**What is required**
Collect all lines from the records below that include the word "this".

**Provided records**
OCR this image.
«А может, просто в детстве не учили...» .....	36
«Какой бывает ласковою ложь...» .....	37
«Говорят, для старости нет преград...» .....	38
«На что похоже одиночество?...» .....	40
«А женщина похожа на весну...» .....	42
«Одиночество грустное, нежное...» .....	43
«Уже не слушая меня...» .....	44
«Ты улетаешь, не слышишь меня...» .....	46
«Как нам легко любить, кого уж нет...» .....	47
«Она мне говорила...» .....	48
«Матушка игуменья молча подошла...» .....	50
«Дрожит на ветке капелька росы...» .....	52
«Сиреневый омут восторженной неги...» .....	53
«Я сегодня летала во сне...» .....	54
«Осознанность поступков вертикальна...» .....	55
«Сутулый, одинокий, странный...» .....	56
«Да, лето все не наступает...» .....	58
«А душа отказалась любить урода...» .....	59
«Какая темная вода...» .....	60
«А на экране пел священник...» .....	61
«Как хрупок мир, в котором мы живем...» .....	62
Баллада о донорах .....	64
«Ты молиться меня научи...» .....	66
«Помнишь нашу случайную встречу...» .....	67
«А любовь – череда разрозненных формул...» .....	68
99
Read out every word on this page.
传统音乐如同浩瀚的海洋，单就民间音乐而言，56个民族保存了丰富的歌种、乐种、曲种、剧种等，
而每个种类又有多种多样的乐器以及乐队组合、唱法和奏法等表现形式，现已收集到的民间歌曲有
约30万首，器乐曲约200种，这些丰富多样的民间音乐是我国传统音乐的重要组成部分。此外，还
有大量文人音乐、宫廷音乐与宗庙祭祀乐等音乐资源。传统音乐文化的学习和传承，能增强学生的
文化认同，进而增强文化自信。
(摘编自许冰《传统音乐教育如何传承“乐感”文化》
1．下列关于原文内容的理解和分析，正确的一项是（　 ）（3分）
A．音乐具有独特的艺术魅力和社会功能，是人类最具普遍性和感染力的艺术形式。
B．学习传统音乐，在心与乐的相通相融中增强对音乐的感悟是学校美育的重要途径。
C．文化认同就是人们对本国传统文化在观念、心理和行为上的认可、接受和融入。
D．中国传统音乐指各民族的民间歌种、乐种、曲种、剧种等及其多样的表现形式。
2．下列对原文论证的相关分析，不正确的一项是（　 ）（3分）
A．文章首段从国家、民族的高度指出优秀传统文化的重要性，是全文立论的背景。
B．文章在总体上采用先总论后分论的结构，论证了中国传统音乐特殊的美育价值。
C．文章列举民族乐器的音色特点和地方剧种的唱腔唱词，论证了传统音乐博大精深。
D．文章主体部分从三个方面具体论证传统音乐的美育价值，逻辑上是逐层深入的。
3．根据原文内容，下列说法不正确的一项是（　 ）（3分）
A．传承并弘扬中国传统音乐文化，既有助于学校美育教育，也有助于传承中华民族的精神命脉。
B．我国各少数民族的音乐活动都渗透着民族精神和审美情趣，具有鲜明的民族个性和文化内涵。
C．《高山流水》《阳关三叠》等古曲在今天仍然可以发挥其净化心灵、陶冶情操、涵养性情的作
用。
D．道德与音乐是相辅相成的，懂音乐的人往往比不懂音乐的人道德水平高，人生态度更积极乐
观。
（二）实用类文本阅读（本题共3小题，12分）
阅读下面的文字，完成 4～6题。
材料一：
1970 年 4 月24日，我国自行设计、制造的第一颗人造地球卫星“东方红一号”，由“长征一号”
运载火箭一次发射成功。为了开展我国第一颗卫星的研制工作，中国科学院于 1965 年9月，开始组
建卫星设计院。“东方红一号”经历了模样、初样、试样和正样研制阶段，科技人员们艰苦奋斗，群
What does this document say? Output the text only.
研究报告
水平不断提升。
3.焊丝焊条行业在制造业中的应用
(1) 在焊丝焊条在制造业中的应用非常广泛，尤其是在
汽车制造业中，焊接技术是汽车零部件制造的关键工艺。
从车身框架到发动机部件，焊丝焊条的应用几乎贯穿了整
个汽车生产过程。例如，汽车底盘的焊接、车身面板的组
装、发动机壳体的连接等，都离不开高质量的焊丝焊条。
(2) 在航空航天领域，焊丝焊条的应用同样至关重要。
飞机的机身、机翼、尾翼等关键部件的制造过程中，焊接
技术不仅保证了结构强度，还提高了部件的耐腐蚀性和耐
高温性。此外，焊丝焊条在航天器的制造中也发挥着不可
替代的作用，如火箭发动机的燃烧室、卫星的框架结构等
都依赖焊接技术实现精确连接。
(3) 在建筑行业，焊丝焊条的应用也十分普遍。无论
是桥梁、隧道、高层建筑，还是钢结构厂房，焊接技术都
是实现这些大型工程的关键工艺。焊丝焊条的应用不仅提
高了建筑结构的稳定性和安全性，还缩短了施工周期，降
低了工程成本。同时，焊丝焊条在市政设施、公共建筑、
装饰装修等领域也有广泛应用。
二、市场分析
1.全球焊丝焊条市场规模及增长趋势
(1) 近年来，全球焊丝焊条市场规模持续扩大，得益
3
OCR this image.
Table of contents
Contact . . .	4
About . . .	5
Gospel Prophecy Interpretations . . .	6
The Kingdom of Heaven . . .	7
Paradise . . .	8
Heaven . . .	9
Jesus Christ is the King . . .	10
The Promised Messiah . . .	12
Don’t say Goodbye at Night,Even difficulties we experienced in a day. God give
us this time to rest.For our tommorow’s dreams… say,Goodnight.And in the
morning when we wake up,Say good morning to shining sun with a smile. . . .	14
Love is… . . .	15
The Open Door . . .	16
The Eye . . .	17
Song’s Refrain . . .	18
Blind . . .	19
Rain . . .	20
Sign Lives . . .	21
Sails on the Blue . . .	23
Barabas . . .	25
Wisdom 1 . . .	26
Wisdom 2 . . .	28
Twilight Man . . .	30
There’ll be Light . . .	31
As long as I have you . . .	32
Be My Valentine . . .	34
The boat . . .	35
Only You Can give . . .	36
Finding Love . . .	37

**Answer to the task**
OCR this image.
Read out every word on this page.
What does this document say? Output the text only.
OCR this image.
us this time to rest.For our tommorow’s dreams… say,Goodnight.And in the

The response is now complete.